* START Stored data *

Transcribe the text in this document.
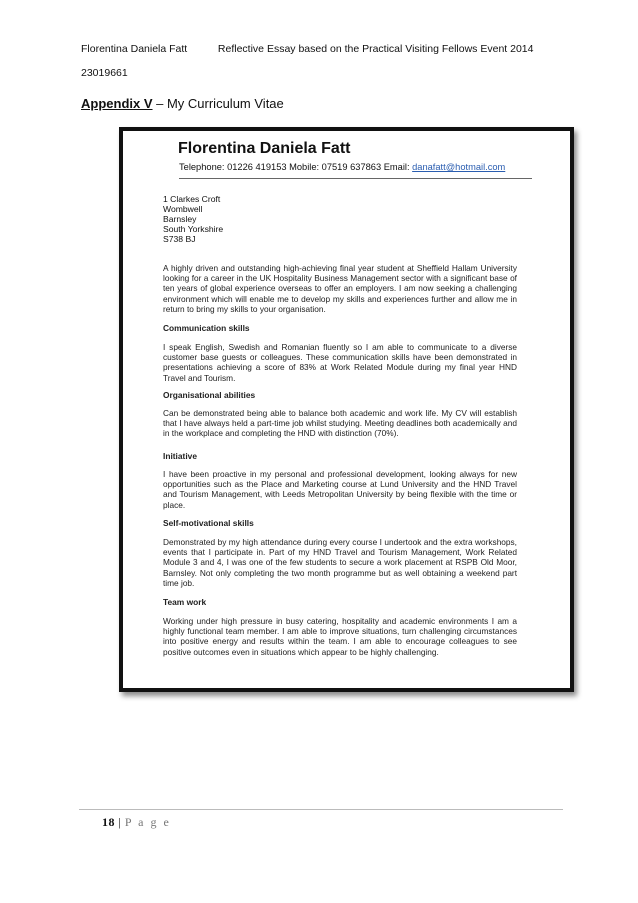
Florentina Daniela Fatt	Reflective Essay based on the Practical Visiting Fellows Event 2014
23019661
Appendix V – My Curriculum Vitae
Florentina Daniela Fatt
Telephone: 01226 419153 Mobile: 07519 637863 Email: danafatt@hotmail.com
1 Clarkes Croft
Wombwell
Barnsley
South Yorkshire
S738 BJ
A highly driven and outstanding high-achieving final year student at Sheffield Hallam University looking for a career in the UK Hospitality Business Management sector with a significant base of ten years of global experience overseas to offer an employers. I am now seeking a challenging environment which will enable me to develop my skills and experiences further and allow me in return to bring my skills to your organisation.
Communication skills
I speak English, Swedish and Romanian fluently so I am able to communicate to a diverse customer base guests or colleagues. These communication skills have been demonstrated in presentations achieving a score of 83% at Work Related Module during my final year HND Travel and Tourism.
Organisational abilities
Can be demonstrated being able to balance both academic and work life. My CV will establish that I have always held a part-time job whilst studying. Meeting deadlines both academically and in the workplace and completing the HND with distinction (70%).
Initiative
I have been proactive in my personal and professional development, looking always for new opportunities such as the Place and Marketing course at Lund University and the HND Travel and Tourism Management, with Leeds Metropolitan University by being flexible with the time or place.
Self-motivational skills
Demonstrated by my high attendance during every course I undertook and the extra workshops, events that I participate in. Part of my HND Travel and Tourism Management, Work Related Module 3 and 4, I was one of the few students to secure a work placement at RSPB Old Moor, Barnsley. Not only completing the two month programme but as well obtaining a weekend part time job.
Team work
Working under high pressure in busy catering, hospitality and academic environments I am a highly functional team member. I am able to improve situations, turn challenging circumstances into positive energy and results within the team. I am able to encourage colleagues to see positive outcomes even in situations which appear to be highly challenging.
18 | P a g e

* END Stored data *

Make an exact copy of the data above, pictures excluded.

Transcribe the text in this document.
Florentina Daniela Fatt	Reflective Essay based on the Practical Visiting Fellows Event 2014
23019661
Appendix V – My Curriculum Vitae
Florentina Daniela Fatt
Telephone: 01226 419153 Mobile: 07519 637863 Email: danafatt@hotmail.com
1 Clarkes Croft
Wombwell
Barnsley
South Yorkshire
S738 BJ
A highly driven and outstanding high-achieving final year student at Sheffield Hallam University looking for a career in the UK Hospitality Business Management sector with a significant base of ten years of global experience overseas to offer an employers. I am now seeking a challenging environment which will enable me to develop my skills and experiences further and allow me in return to bring my skills to your organisation.
Communication skills
I speak English, Swedish and Romanian fluently so I am able to communicate to a diverse customer base guests or colleagues. These communication skills have been demonstrated in presentations achieving a score of 83% at Work Related Module during my final year HND Travel and Tourism.
Organisational abilities
Can be demonstrated being able to balance both academic and work life. My CV will establish that I have always held a part-time job whilst studying. Meeting deadlines both academically and in the workplace and completing the HND with distinction (70%).
Initiative
I have been proactive in my personal and professional development, looking always for new opportunities such as the Place and Marketing course at Lund University and the HND Travel and Tourism Management, with Leeds Metropolitan University by being flexible with the time or place.
Self-motivational skills
Demonstrated by my high attendance during every course I undertook and the extra workshops, events that I participate in. Part of my HND Travel and Tourism Management, Work Related Module 3 and 4, I was one of the few students to secure a work placement at RSPB Old Moor, Barnsley. Not only completing the two month programme but as well obtaining a weekend part time job.
Team work
Working under high pressure in busy catering, hospitality and academic environments I am a highly functional team member. I am able to improve situations, turn challenging circumstances into positive energy and results within the team. I am able to encourage colleagues to see positive outcomes even in situations which appear to be highly challenging.
18 | P a g e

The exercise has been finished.